Required task: Pull each line holding "wydaje" out of the entries below.
═════ Exercise material ═════
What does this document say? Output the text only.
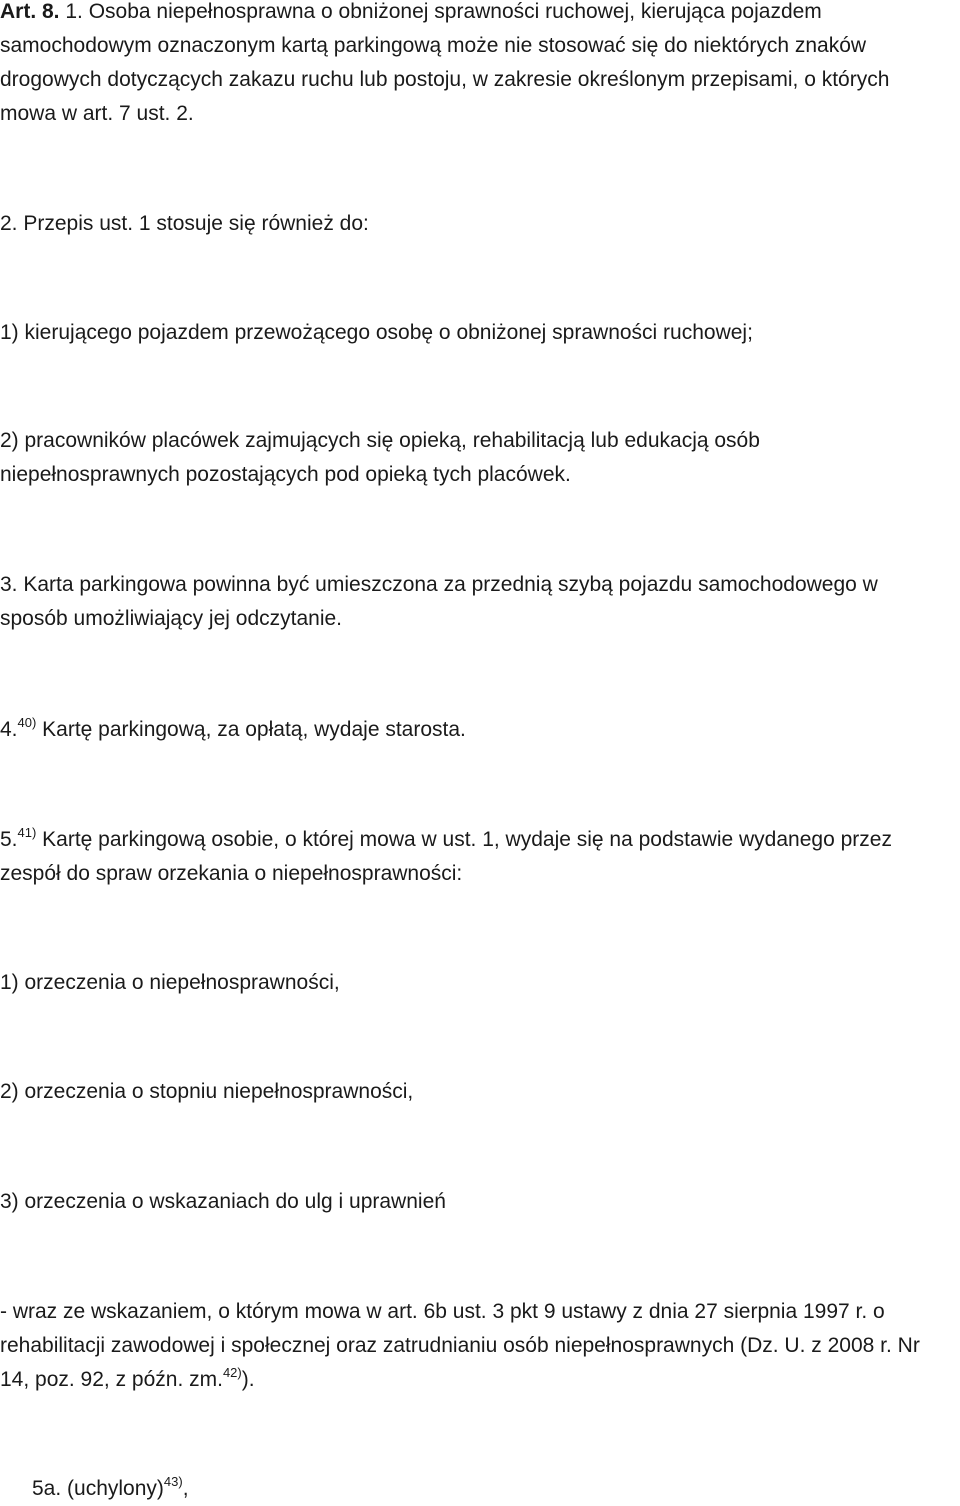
Art. 8. 1. Osoba niepełnosprawna o obniżonej sprawności ruchowej, kierująca pojazdem
samochodowym oznaczonym kartą parkingową może nie stosować się do niektórych znaków
drogowych dotyczących zakazu ruchu lub postoju, w zakresie określonym przepisami, o których
mowa w art. 7 ust. 2.
2. Przepis ust. 1 stosuje się również do:
1) kierującego pojazdem przewożącego osobę o obniżonej sprawności ruchowej;
2) pracowników placówek zajmujących się opieką, rehabilitacją lub edukacją osób
niepełnosprawnych pozostających pod opieką tych placówek.
3. Karta parkingowa powinna być umieszczona za przednią szybą pojazdu samochodowego w
sposób umożliwiający jej odczytanie.
4.$^{40)}$ Kartę parkingową, za opłatą, wydaje starosta.
5.$^{41)}$ Kartę parkingową osobie, o której mowa w ust. 1, wydaje się na podstawie wydanego przez
zespół do spraw orzekania o niepełnosprawności:
1) orzeczenia o niepełnosprawności,
2) orzeczenia o stopniu niepełnosprawności,
3) orzeczenia o wskazaniach do ulg i uprawnień
- wraz ze wskazaniem, o którym mowa w art. 6b ust. 3 pkt 9 ustawy z dnia 27 sierpnia 1997 r. o
rehabilitacji zawodowej i społecznej oraz zatrudnianiu osób niepełnosprawnych (Dz. U. z 2008 r. Nr
14, poz. 92, z późn. zm.$^{42)}$).
5a. (uchylony)$^{43)}$,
═════
Full output:
4.$^{40)}$ Kartę parkingową, za opłatą, wydaje starosta.
5.$^{41)}$ Kartę parkingową osobie, o której mowa w ust. 1, wydaje się na podstawie wydanego przez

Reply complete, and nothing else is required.